Can you repeat the lines below with every "right-tick-label" swapped for "secondary-tick-label" and nothing else altered?

Records provided start

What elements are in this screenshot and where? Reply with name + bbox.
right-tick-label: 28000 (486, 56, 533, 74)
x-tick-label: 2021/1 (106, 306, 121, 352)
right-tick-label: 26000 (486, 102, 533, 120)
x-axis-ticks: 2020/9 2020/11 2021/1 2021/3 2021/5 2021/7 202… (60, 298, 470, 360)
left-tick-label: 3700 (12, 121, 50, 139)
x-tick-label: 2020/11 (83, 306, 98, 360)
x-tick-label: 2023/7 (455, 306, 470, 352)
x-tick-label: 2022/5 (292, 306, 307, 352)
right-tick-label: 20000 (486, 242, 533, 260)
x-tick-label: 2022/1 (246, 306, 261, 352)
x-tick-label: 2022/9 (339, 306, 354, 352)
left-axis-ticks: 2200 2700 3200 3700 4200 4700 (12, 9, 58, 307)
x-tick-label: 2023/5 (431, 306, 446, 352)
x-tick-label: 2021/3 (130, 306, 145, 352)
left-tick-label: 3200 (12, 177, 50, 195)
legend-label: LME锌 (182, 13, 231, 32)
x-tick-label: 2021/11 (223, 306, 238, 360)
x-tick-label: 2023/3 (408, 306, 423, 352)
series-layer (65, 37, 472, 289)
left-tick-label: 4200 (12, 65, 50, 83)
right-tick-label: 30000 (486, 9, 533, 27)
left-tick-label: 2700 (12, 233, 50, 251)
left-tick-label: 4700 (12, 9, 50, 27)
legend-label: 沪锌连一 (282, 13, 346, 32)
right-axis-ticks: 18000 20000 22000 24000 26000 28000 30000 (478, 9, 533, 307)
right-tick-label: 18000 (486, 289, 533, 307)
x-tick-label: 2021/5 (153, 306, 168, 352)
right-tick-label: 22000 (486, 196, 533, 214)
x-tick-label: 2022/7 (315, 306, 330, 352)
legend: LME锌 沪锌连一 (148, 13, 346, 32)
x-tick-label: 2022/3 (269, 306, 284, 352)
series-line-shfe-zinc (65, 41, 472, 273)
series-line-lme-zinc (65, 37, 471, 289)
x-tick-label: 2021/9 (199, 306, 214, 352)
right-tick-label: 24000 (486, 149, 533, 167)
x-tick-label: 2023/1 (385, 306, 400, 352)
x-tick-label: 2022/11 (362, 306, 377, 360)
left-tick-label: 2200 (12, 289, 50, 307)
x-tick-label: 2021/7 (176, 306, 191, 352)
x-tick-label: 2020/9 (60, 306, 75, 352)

Records provided end

Exercise answer -
What elements are in this screenshot and where? Reply with name + bbox.
secondary-tick-label: 28000 (486, 56, 533, 74)
x-tick-label: 2021/1 (106, 306, 121, 352)
secondary-tick-label: 26000 (486, 102, 533, 120)
x-axis-ticks: 2020/9 2020/11 2021/1 2021/3 2021/5 2021/7 202… (60, 298, 470, 360)
left-tick-label: 3700 (12, 121, 50, 139)
x-tick-label: 2020/11 (83, 306, 98, 360)
x-tick-label: 2023/7 (455, 306, 470, 352)
x-tick-label: 2022/5 (292, 306, 307, 352)
secondary-tick-label: 20000 (486, 242, 533, 260)
x-tick-label: 2022/1 (246, 306, 261, 352)
x-tick-label: 2022/9 (339, 306, 354, 352)
left-axis-ticks: 2200 2700 3200 3700 4200 4700 (12, 9, 58, 307)
x-tick-label: 2023/5 (431, 306, 446, 352)
x-tick-label: 2021/3 (130, 306, 145, 352)
left-tick-label: 3200 (12, 177, 50, 195)
legend-label: LME锌 (182, 13, 231, 32)
x-tick-label: 2021/11 (223, 306, 238, 360)
x-tick-label: 2023/3 (408, 306, 423, 352)
series-layer (65, 37, 472, 289)
left-tick-label: 4200 (12, 65, 50, 83)
secondary-tick-label: 30000 (486, 9, 533, 27)
left-tick-label: 2700 (12, 233, 50, 251)
left-tick-label: 4700 (12, 9, 50, 27)
legend-label: 沪锌连一 (282, 13, 346, 32)
right-axis-ticks: 18000 20000 22000 24000 26000 28000 30000 (478, 9, 533, 307)
secondary-tick-label: 18000 (486, 289, 533, 307)
x-tick-label: 2021/5 (153, 306, 168, 352)
secondary-tick-label: 22000 (486, 196, 533, 214)
x-tick-label: 2022/7 (315, 306, 330, 352)
legend: LME锌 沪锌连一 (148, 13, 346, 32)
x-tick-label: 2022/3 (269, 306, 284, 352)
series-line-shfe-zinc (65, 41, 472, 273)
series-line-lme-zinc (65, 37, 471, 289)
x-tick-label: 2021/9 (199, 306, 214, 352)
secondary-tick-label: 24000 (486, 149, 533, 167)
x-tick-label: 2023/1 (385, 306, 400, 352)
x-tick-label: 2022/11 (362, 306, 377, 360)
left-tick-label: 2200 (12, 289, 50, 307)
x-tick-label: 2021/7 (176, 306, 191, 352)
x-tick-label: 2020/9 (60, 306, 75, 352)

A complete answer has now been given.